# Directions for this task:
Determine how many lines of this material contain "dotyczące". Give only the number.

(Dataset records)
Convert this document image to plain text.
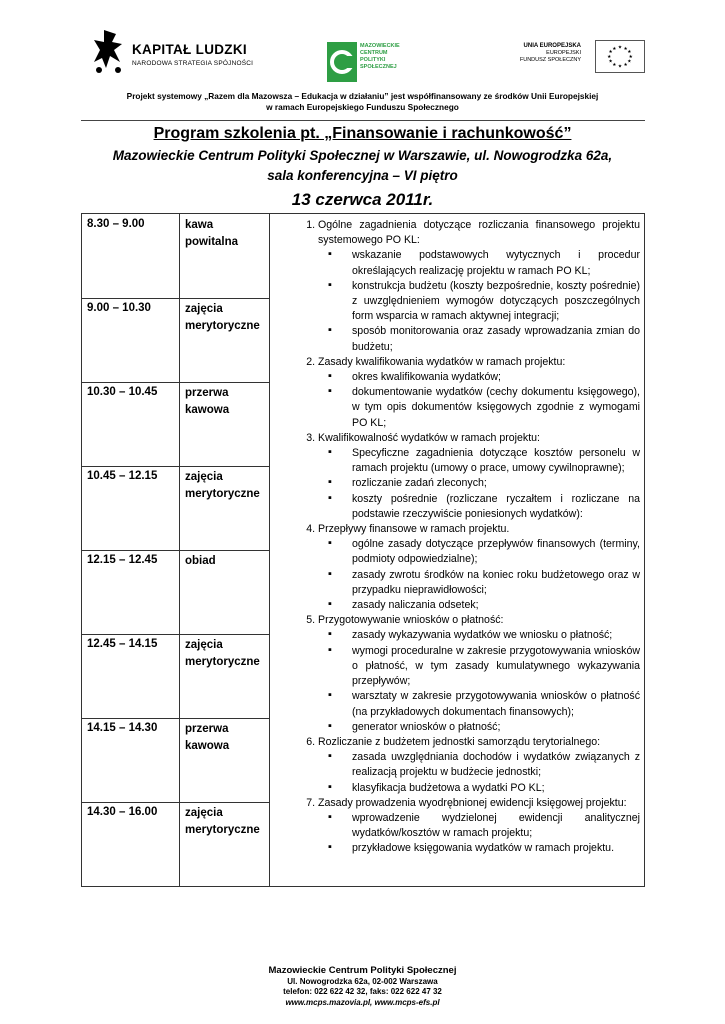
KAPITAŁ LUDZKI
NARODOWA STRATEGIA SPÓJNOŚCI
MAZOWIECKIE
CENTRUM
POLITYKI
SPOŁECZNEJ
UNIA EUROPEJSKA
EUROPEJSKI
FUNDUSZ SPOŁECZNY
★ ★
★
★
★
★
★
★
★
★
★
★
Projekt systemowy „Razem dla Mazowsza – Edukacja w działaniu” jest współfinansowany ze środków Unii Europejskiej
w ramach Europejskiego Funduszu Społecznego
Program szkolenia pt. „Finansowanie i rachunkowość”
Mazowieckie Centrum Polityki Społecznej w Warszawie, ul. Nowogrodzka 62a,
sala konferencyjna – VI piętro
13 czerwca 2011r.
8.30 – 9.00	kawa powitalna
9.00 – 10.30	zajęcia merytoryczne
10.30 – 10.45 przerwa kawowa
10.45 – 12.15 zajęcia merytoryczne
12.15 – 12.45 obiad
12.45 – 14.15 zajęcia merytoryczne
14.15 – 14.30 przerwa kawowa
14.30 – 16.00 zajęcia merytoryczne
1. Ogólne zagadnienia dotyczące rozliczania finansowego projektu systemowego PO KL:
▪ wskazanie podstawowych wytycznych i procedur określających realizację projektu w ramach PO KL;
▪ konstrukcja budżetu (koszty bezpośrednie, koszty pośrednie) z uwzględnieniem wymogów dotyczących poszczególnych form wsparcia w ramach aktywnej integracji;
▪ sposób monitorowania oraz zasady wprowadzania zmian do budżetu;
2. Zasady kwalifikowania wydatków w ramach projektu:
▪ okres kwalifikowania wydatków;
▪ dokumentowanie wydatków (cechy dokumentu księgowego), w tym opis dokumentów księgowych zgodnie z wymogami PO KL;
3. Kwalifikowalność wydatków w ramach projektu:
▪ Specyficzne zagadnienia dotyczące kosztów personelu w ramach projektu (umowy o prace, umowy cywilnoprawne);
▪ rozliczanie zadań zleconych;
▪ koszty pośrednie (rozliczane ryczałtem i rozliczane na podstawie rzeczywiście poniesionych wydatków):
4. Przepływy finansowe w ramach projektu.
▪ ogólne zasady dotyczące przepływów finansowych (terminy, podmioty odpowiedzialne);
▪ zasady zwrotu środków na koniec roku budżetowego oraz w przypadku nieprawidłowości;
▪ zasady naliczania odsetek;
5. Przygotowywanie wniosków o płatność:
▪ zasady wykazywania wydatków we wniosku o płatność;
▪ wymogi proceduralne w zakresie przygotowywania wniosków o płatność, w tym zasady kumulatywnego wykazywania przepływów;
▪ warsztaty w zakresie przygotowywania wniosków o płatność (na przykładowych dokumentach finansowych);
▪ generator wniosków o płatność;
6. Rozliczanie z budżetem jednostki samorządu terytorialnego:
▪ zasada uwzględniania dochodów i wydatków związanych z realizacją projektu w budżecie jednostki;
▪ klasyfikacja budżetowa a wydatki PO KL;
7. Zasady prowadzenia wyodrębnionej ewidencji księgowej projektu:
▪ wprowadzenie wydzielonej ewidencji analitycznej wydatków/kosztów w ramach projektu;
▪ przykładowe księgowania wydatków w ramach projektu.
Mazowieckie Centrum Polityki Społecznej
Ul. Nowogrodzka 62a, 02-002 Warszawa
telefon: 022 622 42 32, faks: 022 622 47 32
www.mcps.mazovia.pl, www.mcps-efs.pl
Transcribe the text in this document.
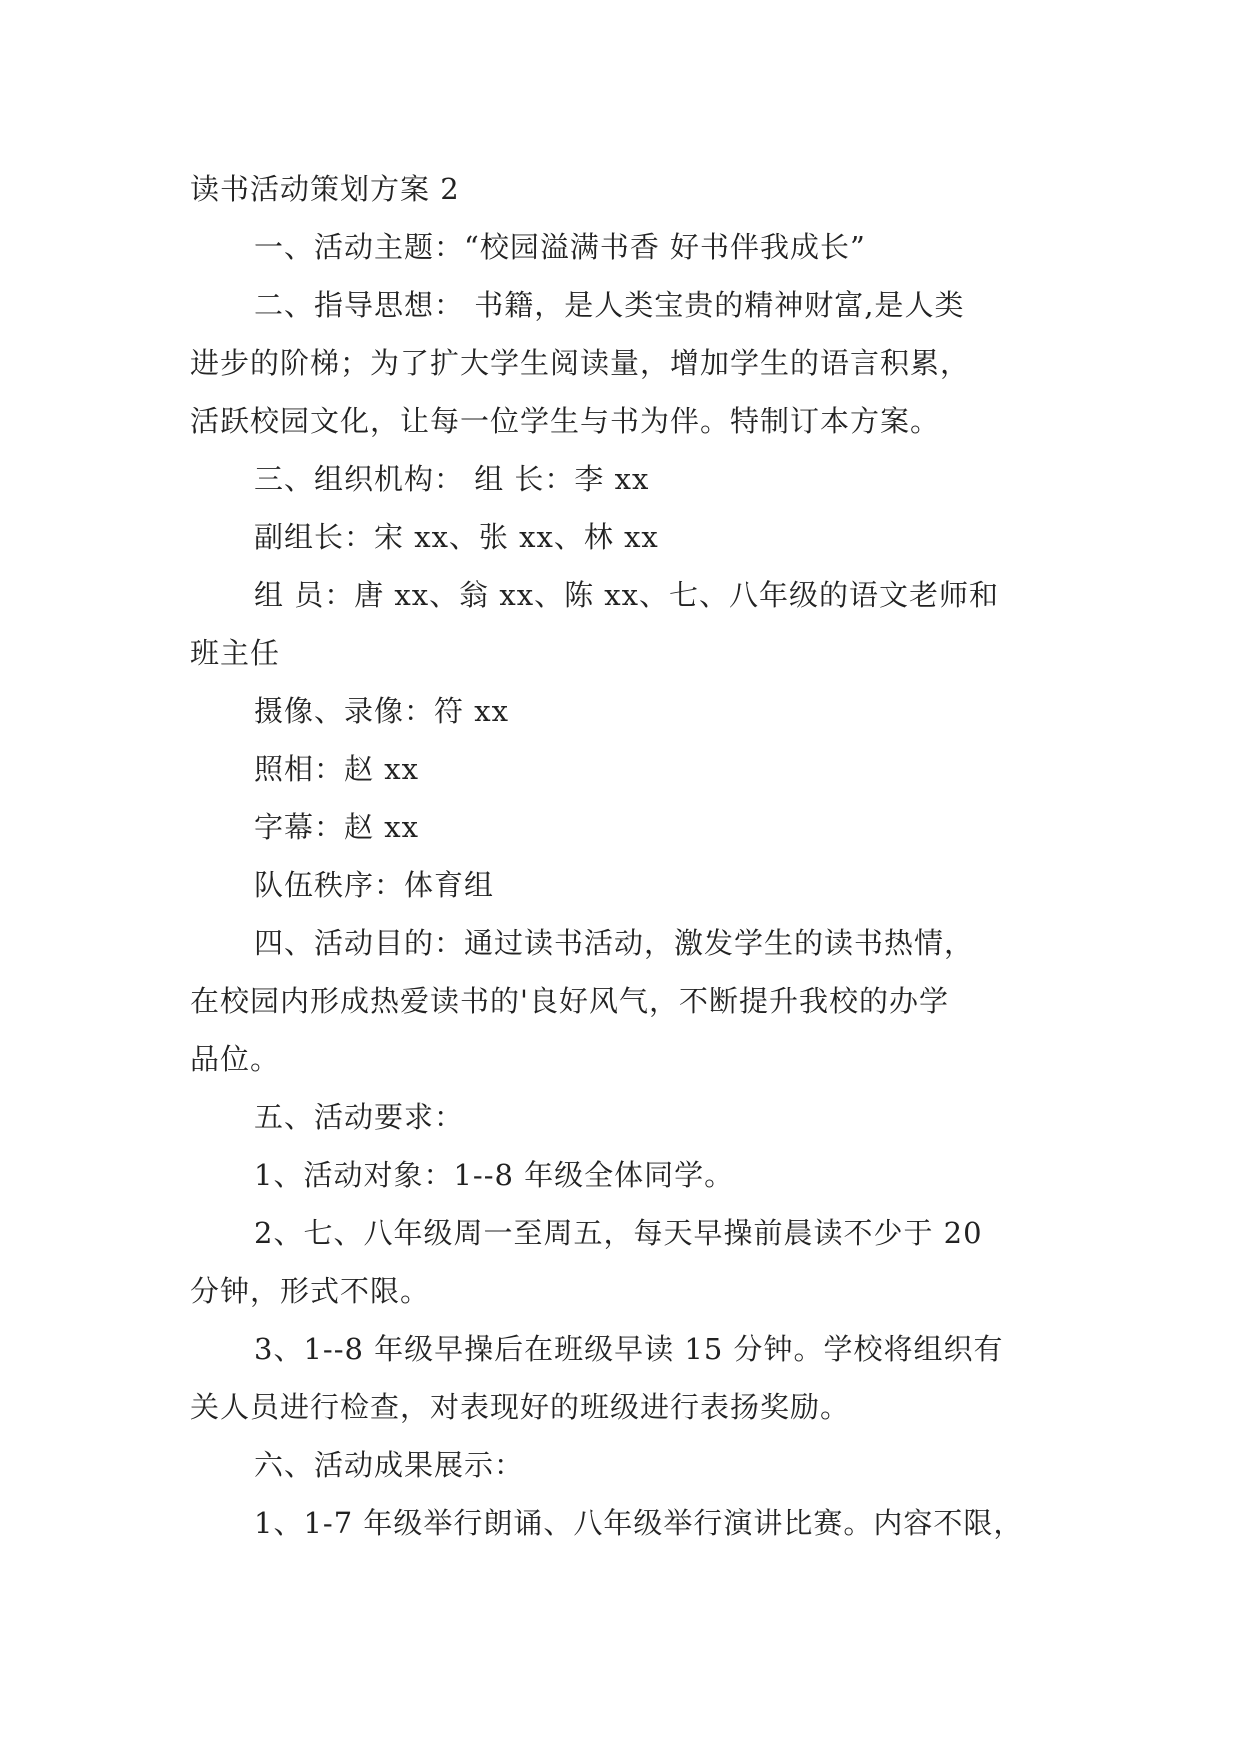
读书活动策划方案 2
一、活动主题：“校园溢满书香 好书伴我成长”
二、指导思想： 书籍，是人类宝贵的精神财富,是人类
进步的阶梯；为了扩大学生阅读量，增加学生的语言积累，
活跃校园文化，让每一位学生与书为伴。特制订本方案。
三、组织机构： 组 长：李 xx
副组长：宋 xx、张 xx、林 xx
组 员：唐 xx、翁 xx、陈 xx、七、八年级的语文老师和
班主任
摄像、录像：符 xx
照相：赵 xx
字幕：赵 xx
队伍秩序：体育组
四、活动目的：通过读书活动，激发学生的读书热情，
在校园内形成热爱读书的'良好风气，不断提升我校的办学
品位。
五、活动要求：
1、活动对象：1--8 年级全体同学。
2、七、八年级周一至周五，每天早操前晨读不少于 20
分钟，形式不限。
3、1--8 年级早操后在班级早读 15 分钟。学校将组织有
关人员进行检查，对表现好的班级进行表扬奖励。
六、活动成果展示：
1、1-7 年级举行朗诵、八年级举行演讲比赛。内容不限，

# The reply:
3